▶ Objective: Report every line in the listing that contains the string "місяців".

[Figure dataset records]
((
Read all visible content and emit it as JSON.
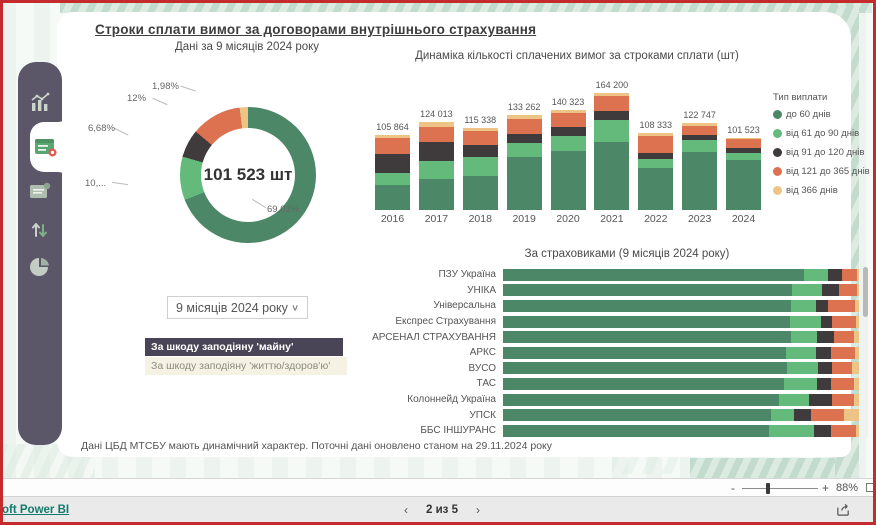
{
  "page": {
    "title": "Строки сплати вимог за договорами внутрішнього страхування",
    "footnote": "Дані ЦБД МТСБУ мають динамічний характер. Поточні дані оновлено станом на 29.11.2024 року"
  },
  "colors": {
    "series": [
      "#4c8767",
      "#63ba7a",
      "#3f3b3c",
      "#dd7251",
      "#eec486"
    ],
    "sidebar": "#5b5668",
    "accent_red": "#c52a2c",
    "brand_teal": "#137a6d"
  },
  "sidebar": {
    "items": [
      {
        "icon": "analytics-chart-icon",
        "active": false
      },
      {
        "icon": "calendar-report-icon",
        "active": true
      },
      {
        "icon": "document-note-icon",
        "active": false
      },
      {
        "icon": "sort-arrows-icon",
        "active": false
      },
      {
        "icon": "pie-chart-icon",
        "active": false
      }
    ]
  },
  "legend": {
    "title": "Тип виплати",
    "items": [
      "до 60 днів",
      "від 61 до 90 днів",
      "від 91 до 120 днів",
      "від 121 до 365 днів",
      "від 366 днів"
    ]
  },
  "filters": {
    "dropdown_value": "9 місяців 2024 року",
    "button_property": "За шкоду заподіяну 'майну'",
    "button_life": "За шкоду заподіяну 'життю/здоров'ю'"
  },
  "chart_data": [
    {
      "type": "pie",
      "title": "Дані за 9 місяців 2024 року",
      "center_label": "101 523 шт",
      "labels": [
        "69,02%",
        "10,...",
        "6,68%",
        "12%",
        "1,98%"
      ],
      "categories": [
        "до 60 днів",
        "від 61 до 90 днів",
        "від 91 до 120 днів",
        "від 121 до 365 днів",
        "від 366 днів"
      ],
      "values": [
        69.02,
        10.32,
        6.68,
        12.0,
        1.98
      ],
      "legend_position": "none"
    },
    {
      "type": "bar",
      "title": "Динаміка кількості сплачених вимог за строками сплати (шт)",
      "stacked": true,
      "categories": [
        "2016",
        "2017",
        "2018",
        "2019",
        "2020",
        "2021",
        "2022",
        "2023",
        "2024"
      ],
      "totals": [
        105864,
        124013,
        115338,
        133262,
        140323,
        164200,
        108333,
        122747,
        101523
      ],
      "total_labels": [
        "105 864",
        "124 013",
        "115 338",
        "133 262",
        "140 323",
        "164 200",
        "108 333",
        "122 747",
        "101 523"
      ],
      "series": [
        {
          "name": "до 60 днів",
          "values": [
            34900,
            43400,
            47900,
            74600,
            82200,
            95200,
            58500,
            81400,
            70071
          ]
        },
        {
          "name": "від 61 до 90 днів",
          "values": [
            16900,
            26000,
            27100,
            19100,
            22300,
            31400,
            12900,
            17400,
            10477
          ]
        },
        {
          "name": "від 91 до 120 днів",
          "values": [
            26500,
            26700,
            15800,
            12800,
            11600,
            11700,
            9200,
            6900,
            6782
          ]
        },
        {
          "name": "від 121 до 365 днів",
          "values": [
            22800,
            21100,
            19600,
            21900,
            19500,
            21200,
            23100,
            12900,
            12183
          ]
        },
        {
          "name": "від 366 днів",
          "values": [
            4764,
            6813,
            4938,
            4862,
            4723,
            4700,
            4633,
            4147,
            2010
          ]
        }
      ],
      "ylim": [
        0,
        164200
      ],
      "grid": false,
      "legend_position": "right"
    },
    {
      "type": "bar",
      "title": "За страховиками (9 місяців 2024 року)",
      "orientation": "horizontal",
      "stacked_percent": true,
      "categories": [
        "ПЗУ Україна",
        "УНІКА",
        "Універсальна",
        "Експрес Страхування",
        "АРСЕНАЛ СТРАХУВАННЯ",
        "АРКС",
        "ВУСО",
        "ТАС",
        "Колоннейд Україна",
        "УПСК",
        "ББС ІНШУРАНС"
      ],
      "series_names": [
        "до 60 днів",
        "від 61 до 90 днів",
        "від 91 до 120 днів",
        "від 121 до 365 днів",
        "від 366 днів"
      ],
      "rows_percent": [
        [
          84.6,
          6.6,
          4.1,
          4.1,
          0.6
        ],
        [
          81.3,
          8.3,
          4.9,
          4.9,
          0.6
        ],
        [
          81.0,
          6.8,
          3.5,
          7.7,
          1.0
        ],
        [
          80.5,
          8.8,
          3.1,
          6.8,
          0.8
        ],
        [
          80.8,
          7.3,
          5.0,
          5.4,
          1.5
        ],
        [
          79.4,
          8.5,
          4.2,
          6.7,
          1.2
        ],
        [
          79.9,
          8.5,
          4.0,
          5.7,
          1.9
        ],
        [
          79.0,
          9.2,
          4.0,
          6.3,
          1.5
        ],
        [
          77.4,
          8.5,
          6.6,
          6.0,
          1.5
        ],
        [
          75.2,
          6.6,
          4.7,
          9.2,
          4.3
        ],
        [
          74.7,
          12.7,
          4.7,
          7.0,
          0.9
        ]
      ],
      "xlim": [
        0,
        100
      ]
    }
  ],
  "bottombar": {
    "brand": "oft Power BI",
    "pager": {
      "prev": "‹",
      "label": "2 из 5",
      "next": "›"
    },
    "zoom": {
      "minus": "-",
      "plus": "+",
      "percent": "88%"
    }
  }
}
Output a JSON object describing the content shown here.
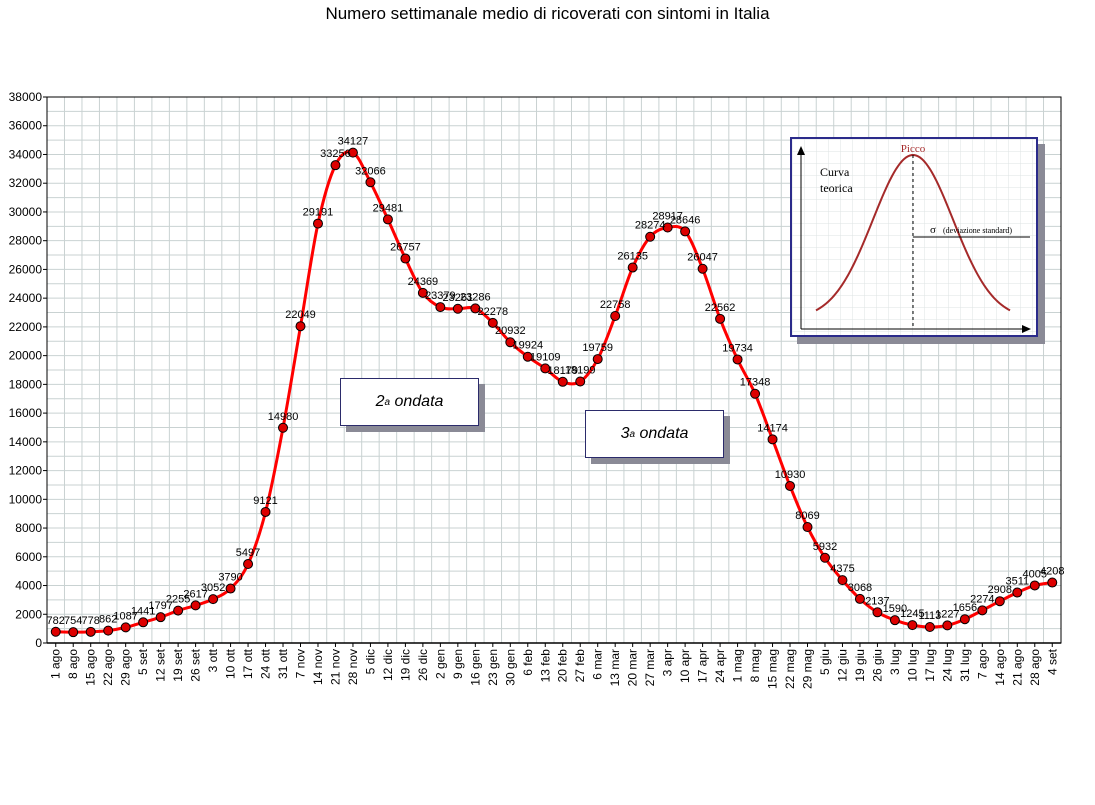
))
▶ Answer for the task:
    "dropdown_value": "9 місяців 2024 року",
      "title": "Дані за 9 місяців 2024 року",
      "title": "За страховиками (9 місяців 2024 року)",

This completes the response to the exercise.